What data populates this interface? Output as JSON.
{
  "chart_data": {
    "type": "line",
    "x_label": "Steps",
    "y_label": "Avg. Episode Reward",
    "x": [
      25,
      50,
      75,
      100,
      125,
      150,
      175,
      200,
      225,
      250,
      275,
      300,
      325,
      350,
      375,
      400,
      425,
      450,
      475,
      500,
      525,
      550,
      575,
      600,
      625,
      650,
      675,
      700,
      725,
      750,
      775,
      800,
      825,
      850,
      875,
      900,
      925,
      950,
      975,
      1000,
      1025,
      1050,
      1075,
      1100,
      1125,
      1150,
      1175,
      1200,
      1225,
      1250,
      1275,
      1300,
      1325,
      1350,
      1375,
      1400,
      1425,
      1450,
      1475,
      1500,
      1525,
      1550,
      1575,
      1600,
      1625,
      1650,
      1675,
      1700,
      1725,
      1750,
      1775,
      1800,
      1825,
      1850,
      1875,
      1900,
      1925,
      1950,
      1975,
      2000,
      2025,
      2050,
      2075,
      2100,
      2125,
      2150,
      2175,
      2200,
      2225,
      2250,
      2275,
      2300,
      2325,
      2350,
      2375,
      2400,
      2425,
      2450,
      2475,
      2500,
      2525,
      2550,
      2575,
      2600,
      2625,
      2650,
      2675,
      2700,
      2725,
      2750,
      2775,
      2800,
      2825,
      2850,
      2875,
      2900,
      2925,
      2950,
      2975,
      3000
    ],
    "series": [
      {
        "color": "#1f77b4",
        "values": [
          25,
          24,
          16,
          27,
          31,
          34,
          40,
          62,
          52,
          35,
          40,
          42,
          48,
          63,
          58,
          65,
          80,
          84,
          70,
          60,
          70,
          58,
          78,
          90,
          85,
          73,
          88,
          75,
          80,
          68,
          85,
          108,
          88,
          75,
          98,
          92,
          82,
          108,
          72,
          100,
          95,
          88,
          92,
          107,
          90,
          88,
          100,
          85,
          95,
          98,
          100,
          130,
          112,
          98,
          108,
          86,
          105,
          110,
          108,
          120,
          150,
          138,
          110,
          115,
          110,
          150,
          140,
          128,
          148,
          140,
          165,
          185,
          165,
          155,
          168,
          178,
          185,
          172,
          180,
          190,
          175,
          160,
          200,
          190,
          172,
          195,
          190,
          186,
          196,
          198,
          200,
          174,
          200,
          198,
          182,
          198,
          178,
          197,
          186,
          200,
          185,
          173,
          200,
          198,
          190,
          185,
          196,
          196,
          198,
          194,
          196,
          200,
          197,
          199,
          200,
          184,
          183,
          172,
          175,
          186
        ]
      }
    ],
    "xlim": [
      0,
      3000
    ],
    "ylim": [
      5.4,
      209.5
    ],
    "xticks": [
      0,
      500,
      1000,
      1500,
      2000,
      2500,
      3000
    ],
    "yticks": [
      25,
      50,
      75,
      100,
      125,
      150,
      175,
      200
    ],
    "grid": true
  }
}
※ ※ ※
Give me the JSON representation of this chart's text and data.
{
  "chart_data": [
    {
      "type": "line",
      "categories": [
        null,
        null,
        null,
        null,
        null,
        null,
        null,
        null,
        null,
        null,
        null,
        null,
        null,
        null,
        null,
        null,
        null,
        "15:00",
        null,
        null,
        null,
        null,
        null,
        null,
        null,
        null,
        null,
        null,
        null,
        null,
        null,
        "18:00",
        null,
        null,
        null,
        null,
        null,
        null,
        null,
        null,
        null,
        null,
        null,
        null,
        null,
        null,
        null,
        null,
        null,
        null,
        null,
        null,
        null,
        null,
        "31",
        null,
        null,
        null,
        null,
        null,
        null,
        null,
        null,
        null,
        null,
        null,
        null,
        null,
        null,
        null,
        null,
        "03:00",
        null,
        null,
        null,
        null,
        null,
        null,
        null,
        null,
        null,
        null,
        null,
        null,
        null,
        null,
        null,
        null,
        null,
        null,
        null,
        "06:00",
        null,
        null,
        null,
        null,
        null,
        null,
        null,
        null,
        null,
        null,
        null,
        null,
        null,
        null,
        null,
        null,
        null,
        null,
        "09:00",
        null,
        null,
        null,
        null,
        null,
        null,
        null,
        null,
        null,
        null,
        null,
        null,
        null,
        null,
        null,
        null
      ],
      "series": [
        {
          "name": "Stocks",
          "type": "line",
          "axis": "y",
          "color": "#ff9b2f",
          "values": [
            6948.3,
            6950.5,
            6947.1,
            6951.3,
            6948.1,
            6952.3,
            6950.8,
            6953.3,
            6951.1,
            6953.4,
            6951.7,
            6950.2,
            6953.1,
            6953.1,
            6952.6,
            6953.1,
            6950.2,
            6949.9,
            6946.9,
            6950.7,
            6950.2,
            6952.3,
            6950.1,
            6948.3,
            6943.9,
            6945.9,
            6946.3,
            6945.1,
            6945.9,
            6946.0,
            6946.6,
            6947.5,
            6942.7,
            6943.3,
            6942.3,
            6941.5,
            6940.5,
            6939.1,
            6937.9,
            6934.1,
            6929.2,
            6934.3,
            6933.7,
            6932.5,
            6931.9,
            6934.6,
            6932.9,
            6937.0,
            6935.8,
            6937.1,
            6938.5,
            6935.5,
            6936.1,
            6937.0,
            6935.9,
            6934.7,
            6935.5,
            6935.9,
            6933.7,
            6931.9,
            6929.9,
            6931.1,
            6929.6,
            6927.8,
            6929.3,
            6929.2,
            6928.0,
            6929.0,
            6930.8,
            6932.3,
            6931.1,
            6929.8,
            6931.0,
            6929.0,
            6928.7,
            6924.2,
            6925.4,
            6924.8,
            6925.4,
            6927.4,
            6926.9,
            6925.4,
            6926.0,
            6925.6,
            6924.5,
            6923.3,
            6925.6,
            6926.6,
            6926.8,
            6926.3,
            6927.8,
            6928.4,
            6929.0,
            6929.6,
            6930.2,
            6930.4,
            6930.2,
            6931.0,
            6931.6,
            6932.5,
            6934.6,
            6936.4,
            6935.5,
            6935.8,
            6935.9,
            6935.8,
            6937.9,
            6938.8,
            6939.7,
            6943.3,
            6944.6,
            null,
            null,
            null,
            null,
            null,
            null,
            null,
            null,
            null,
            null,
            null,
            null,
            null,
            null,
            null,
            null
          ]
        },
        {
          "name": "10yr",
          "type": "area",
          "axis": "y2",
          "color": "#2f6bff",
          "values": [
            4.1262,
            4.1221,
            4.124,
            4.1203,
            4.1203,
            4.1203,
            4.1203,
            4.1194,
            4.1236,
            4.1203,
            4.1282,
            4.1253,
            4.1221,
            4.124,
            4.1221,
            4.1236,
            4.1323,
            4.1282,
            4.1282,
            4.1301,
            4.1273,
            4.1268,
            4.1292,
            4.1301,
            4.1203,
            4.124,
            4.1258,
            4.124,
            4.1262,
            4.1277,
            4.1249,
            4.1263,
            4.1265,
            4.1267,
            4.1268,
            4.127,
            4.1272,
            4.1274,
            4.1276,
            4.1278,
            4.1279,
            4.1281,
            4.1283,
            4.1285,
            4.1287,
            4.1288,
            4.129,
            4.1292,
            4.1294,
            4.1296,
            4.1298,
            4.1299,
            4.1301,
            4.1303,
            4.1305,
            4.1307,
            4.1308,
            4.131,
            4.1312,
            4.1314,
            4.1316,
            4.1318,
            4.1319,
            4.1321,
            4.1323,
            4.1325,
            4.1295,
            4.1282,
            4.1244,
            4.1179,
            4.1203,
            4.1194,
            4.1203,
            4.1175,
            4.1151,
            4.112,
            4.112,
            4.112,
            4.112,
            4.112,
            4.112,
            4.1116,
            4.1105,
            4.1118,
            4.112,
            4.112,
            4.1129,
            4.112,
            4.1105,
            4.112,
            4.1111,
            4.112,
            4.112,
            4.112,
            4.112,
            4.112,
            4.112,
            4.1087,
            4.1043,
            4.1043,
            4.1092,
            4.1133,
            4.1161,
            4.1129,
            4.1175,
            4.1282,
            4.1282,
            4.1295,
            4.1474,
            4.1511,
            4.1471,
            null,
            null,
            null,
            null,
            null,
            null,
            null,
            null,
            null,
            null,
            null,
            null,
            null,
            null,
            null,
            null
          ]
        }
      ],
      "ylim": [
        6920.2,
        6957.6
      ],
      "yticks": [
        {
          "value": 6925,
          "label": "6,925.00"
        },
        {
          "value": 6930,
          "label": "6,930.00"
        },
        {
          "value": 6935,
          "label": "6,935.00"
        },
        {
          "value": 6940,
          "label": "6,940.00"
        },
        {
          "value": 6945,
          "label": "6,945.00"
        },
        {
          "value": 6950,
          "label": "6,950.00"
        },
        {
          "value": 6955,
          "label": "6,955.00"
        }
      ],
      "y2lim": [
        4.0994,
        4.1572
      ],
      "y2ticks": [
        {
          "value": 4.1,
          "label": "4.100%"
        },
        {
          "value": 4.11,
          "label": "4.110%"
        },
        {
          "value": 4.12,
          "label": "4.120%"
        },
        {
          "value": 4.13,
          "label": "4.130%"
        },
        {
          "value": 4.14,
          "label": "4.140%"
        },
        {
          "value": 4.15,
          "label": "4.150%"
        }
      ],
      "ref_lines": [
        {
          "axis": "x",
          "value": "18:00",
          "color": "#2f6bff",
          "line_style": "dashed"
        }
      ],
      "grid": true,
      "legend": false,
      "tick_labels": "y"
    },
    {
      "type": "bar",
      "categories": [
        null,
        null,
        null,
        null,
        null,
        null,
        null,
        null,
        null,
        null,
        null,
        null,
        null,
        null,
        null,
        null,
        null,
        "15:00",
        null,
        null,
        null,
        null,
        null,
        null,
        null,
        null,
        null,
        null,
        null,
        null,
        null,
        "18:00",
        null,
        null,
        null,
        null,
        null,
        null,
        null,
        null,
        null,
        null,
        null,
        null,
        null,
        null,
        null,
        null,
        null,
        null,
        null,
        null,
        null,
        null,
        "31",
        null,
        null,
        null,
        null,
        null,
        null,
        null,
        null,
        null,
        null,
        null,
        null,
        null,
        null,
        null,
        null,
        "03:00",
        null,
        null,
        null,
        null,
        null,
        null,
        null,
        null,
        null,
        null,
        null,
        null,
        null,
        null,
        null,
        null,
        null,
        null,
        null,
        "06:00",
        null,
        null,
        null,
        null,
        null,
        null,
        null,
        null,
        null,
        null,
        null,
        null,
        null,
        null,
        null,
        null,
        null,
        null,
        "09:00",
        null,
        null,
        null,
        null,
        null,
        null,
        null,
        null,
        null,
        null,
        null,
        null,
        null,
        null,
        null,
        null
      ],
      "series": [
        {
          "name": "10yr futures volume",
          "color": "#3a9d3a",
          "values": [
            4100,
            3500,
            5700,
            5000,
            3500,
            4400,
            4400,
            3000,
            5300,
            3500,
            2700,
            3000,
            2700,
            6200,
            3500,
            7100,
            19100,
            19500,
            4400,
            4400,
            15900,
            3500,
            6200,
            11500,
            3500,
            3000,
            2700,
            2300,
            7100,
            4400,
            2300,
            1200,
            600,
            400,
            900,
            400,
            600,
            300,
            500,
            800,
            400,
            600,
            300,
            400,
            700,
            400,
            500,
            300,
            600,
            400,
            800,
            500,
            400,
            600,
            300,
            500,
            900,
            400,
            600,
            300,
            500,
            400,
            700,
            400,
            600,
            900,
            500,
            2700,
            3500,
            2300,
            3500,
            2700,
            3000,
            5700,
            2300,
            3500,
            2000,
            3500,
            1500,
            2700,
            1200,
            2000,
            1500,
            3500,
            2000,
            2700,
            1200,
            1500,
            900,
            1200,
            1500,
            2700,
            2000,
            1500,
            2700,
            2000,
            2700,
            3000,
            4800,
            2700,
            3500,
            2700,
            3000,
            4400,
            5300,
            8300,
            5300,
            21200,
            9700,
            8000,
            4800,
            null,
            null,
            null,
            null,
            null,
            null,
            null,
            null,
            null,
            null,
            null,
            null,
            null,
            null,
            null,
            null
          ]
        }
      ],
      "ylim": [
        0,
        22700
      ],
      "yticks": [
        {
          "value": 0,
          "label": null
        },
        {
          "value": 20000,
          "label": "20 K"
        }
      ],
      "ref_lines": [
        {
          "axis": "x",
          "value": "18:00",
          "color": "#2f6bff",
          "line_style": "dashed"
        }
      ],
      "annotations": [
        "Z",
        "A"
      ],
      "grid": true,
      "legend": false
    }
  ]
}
※ ※ ※
* [TASK REQUIREMENTS]:
Return all lines containing "type".

* [TASK RESPONSE]:
    "type": "line",
      "type": "line",
          "type": "line",
          "type": "area",
      "type": "bar",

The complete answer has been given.